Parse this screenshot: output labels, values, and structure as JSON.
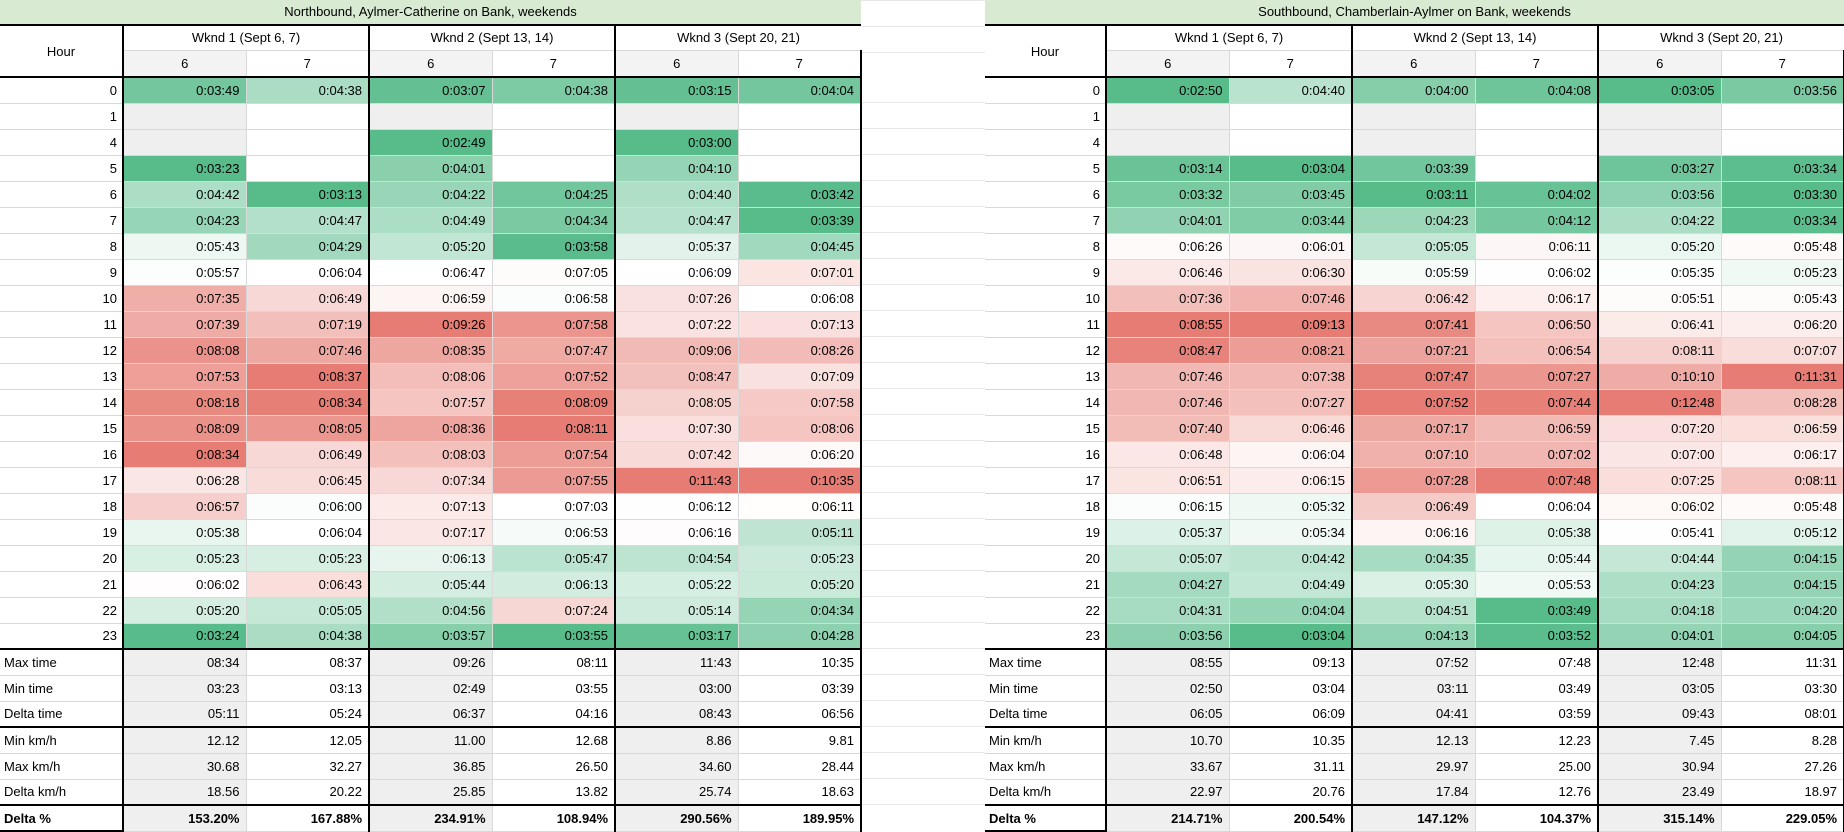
{
  "style": {
    "title_bg": "#d9ead3",
    "header_col6_bg": "#f3f3f3",
    "empty_col6_bg": "#efefef",
    "heat_green": "#57bb8a",
    "heat_red": "#e67c73",
    "heat_mid": "#ffffff",
    "grid_line": "#d9d9d9",
    "border": "#000000"
  },
  "tables": [
    {
      "id": "northbound",
      "title": "Northbound, Aylmer-Catherine on Bank, weekends",
      "hour_header": "Hour",
      "group_headers": [
        "Wknd 1 (Sept 6, 7)",
        "Wknd 2 (Sept 13, 14)",
        "Wknd 3 (Sept 20, 21)"
      ],
      "day_headers": [
        "6",
        "7",
        "6",
        "7",
        "6",
        "7"
      ],
      "rows": [
        {
          "hour": "0",
          "values": [
            "0:03:49",
            "0:04:38",
            "0:03:07",
            "0:04:38",
            "0:03:15",
            "0:04:04"
          ]
        },
        {
          "hour": "1",
          "values": [
            "",
            "",
            "",
            "",
            "",
            ""
          ]
        },
        {
          "hour": "4",
          "values": [
            "",
            "",
            "0:02:49",
            "",
            "0:03:00",
            ""
          ]
        },
        {
          "hour": "5",
          "values": [
            "0:03:23",
            "",
            "0:04:01",
            "",
            "0:04:10",
            ""
          ]
        },
        {
          "hour": "6",
          "values": [
            "0:04:42",
            "0:03:13",
            "0:04:22",
            "0:04:25",
            "0:04:40",
            "0:03:42"
          ]
        },
        {
          "hour": "7",
          "values": [
            "0:04:23",
            "0:04:47",
            "0:04:49",
            "0:04:34",
            "0:04:47",
            "0:03:39"
          ]
        },
        {
          "hour": "8",
          "values": [
            "0:05:43",
            "0:04:29",
            "0:05:20",
            "0:03:58",
            "0:05:37",
            "0:04:45"
          ]
        },
        {
          "hour": "9",
          "values": [
            "0:05:57",
            "0:06:04",
            "0:06:47",
            "0:07:05",
            "0:06:09",
            "0:07:01"
          ]
        },
        {
          "hour": "10",
          "values": [
            "0:07:35",
            "0:06:49",
            "0:06:59",
            "0:06:58",
            "0:07:26",
            "0:06:08"
          ]
        },
        {
          "hour": "11",
          "values": [
            "0:07:39",
            "0:07:19",
            "0:09:26",
            "0:07:58",
            "0:07:22",
            "0:07:13"
          ]
        },
        {
          "hour": "12",
          "values": [
            "0:08:08",
            "0:07:46",
            "0:08:35",
            "0:07:47",
            "0:09:06",
            "0:08:26"
          ]
        },
        {
          "hour": "13",
          "values": [
            "0:07:53",
            "0:08:37",
            "0:08:06",
            "0:07:52",
            "0:08:47",
            "0:07:09"
          ]
        },
        {
          "hour": "14",
          "values": [
            "0:08:18",
            "0:08:34",
            "0:07:57",
            "0:08:09",
            "0:08:05",
            "0:07:58"
          ]
        },
        {
          "hour": "15",
          "values": [
            "0:08:09",
            "0:08:05",
            "0:08:36",
            "0:08:11",
            "0:07:30",
            "0:08:06"
          ]
        },
        {
          "hour": "16",
          "values": [
            "0:08:34",
            "0:06:49",
            "0:08:03",
            "0:07:54",
            "0:07:42",
            "0:06:20"
          ]
        },
        {
          "hour": "17",
          "values": [
            "0:06:28",
            "0:06:45",
            "0:07:34",
            "0:07:55",
            "0:11:43",
            "0:10:35"
          ]
        },
        {
          "hour": "18",
          "values": [
            "0:06:57",
            "0:06:00",
            "0:07:13",
            "0:07:03",
            "0:06:12",
            "0:06:11"
          ]
        },
        {
          "hour": "19",
          "values": [
            "0:05:38",
            "0:06:04",
            "0:07:17",
            "0:06:53",
            "0:06:16",
            "0:05:11"
          ]
        },
        {
          "hour": "20",
          "values": [
            "0:05:23",
            "0:05:23",
            "0:06:13",
            "0:05:47",
            "0:04:54",
            "0:05:23"
          ]
        },
        {
          "hour": "21",
          "values": [
            "0:06:02",
            "0:06:43",
            "0:05:44",
            "0:06:13",
            "0:05:22",
            "0:05:20"
          ]
        },
        {
          "hour": "22",
          "values": [
            "0:05:20",
            "0:05:05",
            "0:04:56",
            "0:07:24",
            "0:05:14",
            "0:04:34"
          ]
        },
        {
          "hour": "23",
          "values": [
            "0:03:24",
            "0:04:38",
            "0:03:57",
            "0:03:55",
            "0:03:17",
            "0:04:28"
          ]
        }
      ],
      "summary": [
        {
          "label": "Max time",
          "values": [
            "08:34",
            "08:37",
            "09:26",
            "08:11",
            "11:43",
            "10:35"
          ]
        },
        {
          "label": "Min time",
          "values": [
            "03:23",
            "03:13",
            "02:49",
            "03:55",
            "03:00",
            "03:39"
          ]
        },
        {
          "label": "Delta time",
          "values": [
            "05:11",
            "05:24",
            "06:37",
            "04:16",
            "08:43",
            "06:56"
          ]
        },
        {
          "label": "Min km/h",
          "values": [
            "12.12",
            "12.05",
            "11.00",
            "12.68",
            "8.86",
            "9.81"
          ]
        },
        {
          "label": "Max km/h",
          "values": [
            "30.68",
            "32.27",
            "36.85",
            "26.50",
            "34.60",
            "28.44"
          ]
        },
        {
          "label": "Delta km/h",
          "values": [
            "18.56",
            "20.22",
            "25.85",
            "13.82",
            "25.74",
            "18.63"
          ]
        },
        {
          "label": "Delta %",
          "values": [
            "153.20%",
            "167.88%",
            "234.91%",
            "108.94%",
            "290.56%",
            "189.95%"
          ]
        }
      ]
    },
    {
      "id": "southbound",
      "title": "Southbound, Chamberlain-Aylmer on Bank, weekends",
      "hour_header": "Hour",
      "group_headers": [
        "Wknd 1 (Sept 6, 7)",
        "Wknd 2 (Sept 13, 14)",
        "Wknd 3 (Sept 20, 21)"
      ],
      "day_headers": [
        "6",
        "7",
        "6",
        "7",
        "6",
        "7"
      ],
      "rows": [
        {
          "hour": "0",
          "values": [
            "0:02:50",
            "0:04:40",
            "0:04:00",
            "0:04:08",
            "0:03:05",
            "0:03:56"
          ]
        },
        {
          "hour": "1",
          "values": [
            "",
            "",
            "",
            "",
            "",
            ""
          ]
        },
        {
          "hour": "4",
          "values": [
            "",
            "",
            "",
            "",
            "",
            ""
          ]
        },
        {
          "hour": "5",
          "values": [
            "0:03:14",
            "0:03:04",
            "0:03:39",
            "",
            "0:03:27",
            "0:03:34"
          ]
        },
        {
          "hour": "6",
          "values": [
            "0:03:32",
            "0:03:45",
            "0:03:11",
            "0:04:02",
            "0:03:56",
            "0:03:30"
          ]
        },
        {
          "hour": "7",
          "values": [
            "0:04:01",
            "0:03:44",
            "0:04:23",
            "0:04:12",
            "0:04:22",
            "0:03:34"
          ]
        },
        {
          "hour": "8",
          "values": [
            "0:06:26",
            "0:06:01",
            "0:05:05",
            "0:06:11",
            "0:05:20",
            "0:05:48"
          ]
        },
        {
          "hour": "9",
          "values": [
            "0:06:46",
            "0:06:30",
            "0:05:59",
            "0:06:02",
            "0:05:35",
            "0:05:23"
          ]
        },
        {
          "hour": "10",
          "values": [
            "0:07:36",
            "0:07:46",
            "0:06:42",
            "0:06:17",
            "0:05:51",
            "0:05:43"
          ]
        },
        {
          "hour": "11",
          "values": [
            "0:08:55",
            "0:09:13",
            "0:07:41",
            "0:06:50",
            "0:06:41",
            "0:06:20"
          ]
        },
        {
          "hour": "12",
          "values": [
            "0:08:47",
            "0:08:21",
            "0:07:21",
            "0:06:54",
            "0:08:11",
            "0:07:07"
          ]
        },
        {
          "hour": "13",
          "values": [
            "0:07:46",
            "0:07:38",
            "0:07:47",
            "0:07:27",
            "0:10:10",
            "0:11:31"
          ]
        },
        {
          "hour": "14",
          "values": [
            "0:07:46",
            "0:07:27",
            "0:07:52",
            "0:07:44",
            "0:12:48",
            "0:08:28"
          ]
        },
        {
          "hour": "15",
          "values": [
            "0:07:40",
            "0:06:46",
            "0:07:17",
            "0:06:59",
            "0:07:20",
            "0:06:59"
          ]
        },
        {
          "hour": "16",
          "values": [
            "0:06:48",
            "0:06:04",
            "0:07:10",
            "0:07:02",
            "0:07:00",
            "0:06:17"
          ]
        },
        {
          "hour": "17",
          "values": [
            "0:06:51",
            "0:06:15",
            "0:07:28",
            "0:07:48",
            "0:07:25",
            "0:08:11"
          ]
        },
        {
          "hour": "18",
          "values": [
            "0:06:15",
            "0:05:32",
            "0:06:49",
            "0:06:04",
            "0:06:02",
            "0:05:48"
          ]
        },
        {
          "hour": "19",
          "values": [
            "0:05:37",
            "0:05:34",
            "0:06:16",
            "0:05:38",
            "0:05:41",
            "0:05:12"
          ]
        },
        {
          "hour": "20",
          "values": [
            "0:05:07",
            "0:04:42",
            "0:04:35",
            "0:05:44",
            "0:04:44",
            "0:04:15"
          ]
        },
        {
          "hour": "21",
          "values": [
            "0:04:27",
            "0:04:49",
            "0:05:30",
            "0:05:53",
            "0:04:23",
            "0:04:15"
          ]
        },
        {
          "hour": "22",
          "values": [
            "0:04:31",
            "0:04:04",
            "0:04:51",
            "0:03:49",
            "0:04:18",
            "0:04:20"
          ]
        },
        {
          "hour": "23",
          "values": [
            "0:03:56",
            "0:03:04",
            "0:04:13",
            "0:03:52",
            "0:04:01",
            "0:04:05"
          ]
        }
      ],
      "summary": [
        {
          "label": "Max time",
          "values": [
            "08:55",
            "09:13",
            "07:52",
            "07:48",
            "12:48",
            "11:31"
          ]
        },
        {
          "label": "Min time",
          "values": [
            "02:50",
            "03:04",
            "03:11",
            "03:49",
            "03:05",
            "03:30"
          ]
        },
        {
          "label": "Delta time",
          "values": [
            "06:05",
            "06:09",
            "04:41",
            "03:59",
            "09:43",
            "08:01"
          ]
        },
        {
          "label": "Min km/h",
          "values": [
            "10.70",
            "10.35",
            "12.13",
            "12.23",
            "7.45",
            "8.28"
          ]
        },
        {
          "label": "Max km/h",
          "values": [
            "33.67",
            "31.11",
            "29.97",
            "25.00",
            "30.94",
            "27.26"
          ]
        },
        {
          "label": "Delta km/h",
          "values": [
            "22.97",
            "20.76",
            "17.84",
            "12.76",
            "23.49",
            "18.97"
          ]
        },
        {
          "label": "Delta %",
          "values": [
            "214.71%",
            "200.54%",
            "147.12%",
            "104.37%",
            "315.14%",
            "229.05%"
          ]
        }
      ]
    }
  ]
}
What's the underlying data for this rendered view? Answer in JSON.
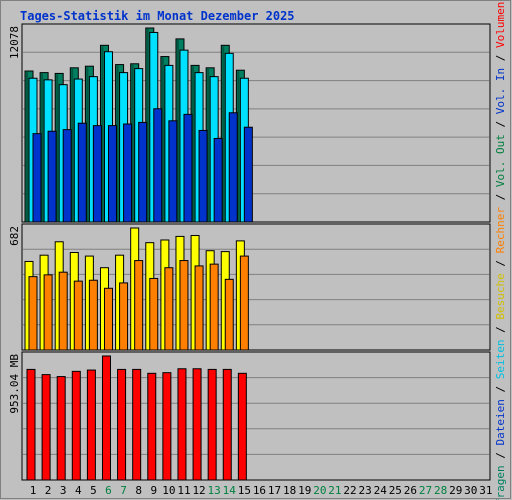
{
  "title": "Tages-Statistik im Monat Dezember 2025",
  "colors": {
    "background": "#C0C0C0",
    "title": "#0033CC",
    "anfragen": "#008060",
    "dateien": "#00E0FF",
    "seiten": "#0033CC",
    "besuche": "#FFFF00",
    "rechner": "#FF8000",
    "volumen": "#FF0000",
    "weekend": "#008040",
    "weekday": "#000000",
    "grid": "#808080"
  },
  "legend_right": [
    {
      "text": "Anfragen",
      "color": "#008060"
    },
    {
      "text": " / ",
      "color": "#000000"
    },
    {
      "text": "Dateien",
      "color": "#0033CC"
    },
    {
      "text": " / ",
      "color": "#000000"
    },
    {
      "text": "Seiten",
      "color": "#00C0E0"
    },
    {
      "text": " / ",
      "color": "#000000"
    },
    {
      "text": "Besuche",
      "color": "#D0C000"
    },
    {
      "text": " / ",
      "color": "#000000"
    },
    {
      "text": "Rechner",
      "color": "#FF8000"
    },
    {
      "text": " / ",
      "color": "#000000"
    },
    {
      "text": "Vol. Out",
      "color": "#008040"
    },
    {
      "text": " / ",
      "color": "#000000"
    },
    {
      "text": "Vol. In",
      "color": "#0033CC"
    },
    {
      "text": " / ",
      "color": "#000000"
    },
    {
      "text": "Volumen",
      "color": "#FF0000"
    }
  ],
  "chart_data": [
    {
      "type": "bar",
      "panel": "top",
      "max_label": "12078",
      "ylim": [
        0,
        12078
      ],
      "categories": [
        "1",
        "2",
        "3",
        "4",
        "5",
        "6",
        "7",
        "8",
        "9",
        "10",
        "11",
        "12",
        "13",
        "14",
        "15",
        "16",
        "17",
        "18",
        "19",
        "20",
        "21",
        "22",
        "23",
        "24",
        "25",
        "26",
        "27",
        "28",
        "29",
        "30",
        "31"
      ],
      "weekend_days": [
        "6",
        "7",
        "13",
        "14",
        "20",
        "21",
        "27",
        "28"
      ],
      "series": [
        {
          "name": "Anfragen",
          "values": [
            9400,
            9300,
            9250,
            9600,
            9700,
            11000,
            9800,
            9850,
            12078,
            10300,
            11400,
            9750,
            9600,
            11000,
            9450,
            0,
            0,
            0,
            0,
            0,
            0,
            0,
            0,
            0,
            0,
            0,
            0,
            0,
            0,
            0,
            0
          ]
        },
        {
          "name": "Dateien",
          "values": [
            8950,
            8850,
            8550,
            8900,
            9050,
            10600,
            9300,
            9550,
            11800,
            9750,
            10700,
            9300,
            9050,
            10500,
            8950,
            0,
            0,
            0,
            0,
            0,
            0,
            0,
            0,
            0,
            0,
            0,
            0,
            0,
            0,
            0,
            0
          ]
        },
        {
          "name": "Seiten",
          "values": [
            5500,
            5650,
            5750,
            6150,
            6000,
            6000,
            6100,
            6200,
            7050,
            6300,
            6700,
            5700,
            5200,
            6800,
            5900,
            0,
            0,
            0,
            0,
            0,
            0,
            0,
            0,
            0,
            0,
            0,
            0,
            0,
            0,
            0,
            0
          ]
        }
      ]
    },
    {
      "type": "bar",
      "panel": "middle",
      "max_label": "682",
      "ylim": [
        0,
        682
      ],
      "categories": [
        "1",
        "2",
        "3",
        "4",
        "5",
        "6",
        "7",
        "8",
        "9",
        "10",
        "11",
        "12",
        "13",
        "14",
        "15",
        "16",
        "17",
        "18",
        "19",
        "20",
        "21",
        "22",
        "23",
        "24",
        "25",
        "26",
        "27",
        "28",
        "29",
        "30",
        "31"
      ],
      "series": [
        {
          "name": "Besuche",
          "values": [
            495,
            530,
            605,
            545,
            525,
            460,
            530,
            682,
            600,
            615,
            635,
            640,
            555,
            550,
            610,
            0,
            0,
            0,
            0,
            0,
            0,
            0,
            0,
            0,
            0,
            0,
            0,
            0,
            0,
            0,
            0
          ]
        },
        {
          "name": "Rechner",
          "values": [
            410,
            420,
            435,
            385,
            390,
            345,
            375,
            500,
            400,
            460,
            500,
            470,
            480,
            395,
            525,
            0,
            0,
            0,
            0,
            0,
            0,
            0,
            0,
            0,
            0,
            0,
            0,
            0,
            0,
            0,
            0
          ]
        }
      ]
    },
    {
      "type": "bar",
      "panel": "bottom",
      "max_label": "953.04 MB",
      "ylim": [
        0,
        953.04
      ],
      "categories": [
        "1",
        "2",
        "3",
        "4",
        "5",
        "6",
        "7",
        "8",
        "9",
        "10",
        "11",
        "12",
        "13",
        "14",
        "15",
        "16",
        "17",
        "18",
        "19",
        "20",
        "21",
        "22",
        "23",
        "24",
        "25",
        "26",
        "27",
        "28",
        "29",
        "30",
        "31"
      ],
      "series": [
        {
          "name": "Volumen",
          "values": [
            850,
            810,
            795,
            835,
            845,
            953.04,
            850,
            850,
            820,
            825,
            855,
            855,
            850,
            850,
            820,
            0,
            0,
            0,
            0,
            0,
            0,
            0,
            0,
            0,
            0,
            0,
            0,
            0,
            0,
            0,
            0
          ]
        }
      ]
    }
  ]
}
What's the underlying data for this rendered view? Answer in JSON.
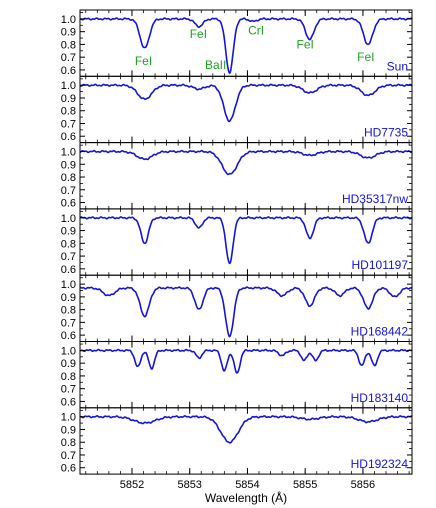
------
SHORT PROBLEM: Gather all lines of the records that include the word "panel".

COMPLETED TASK:
      "panel": "top",
      "panel": "middle",
      "panel": "bottom",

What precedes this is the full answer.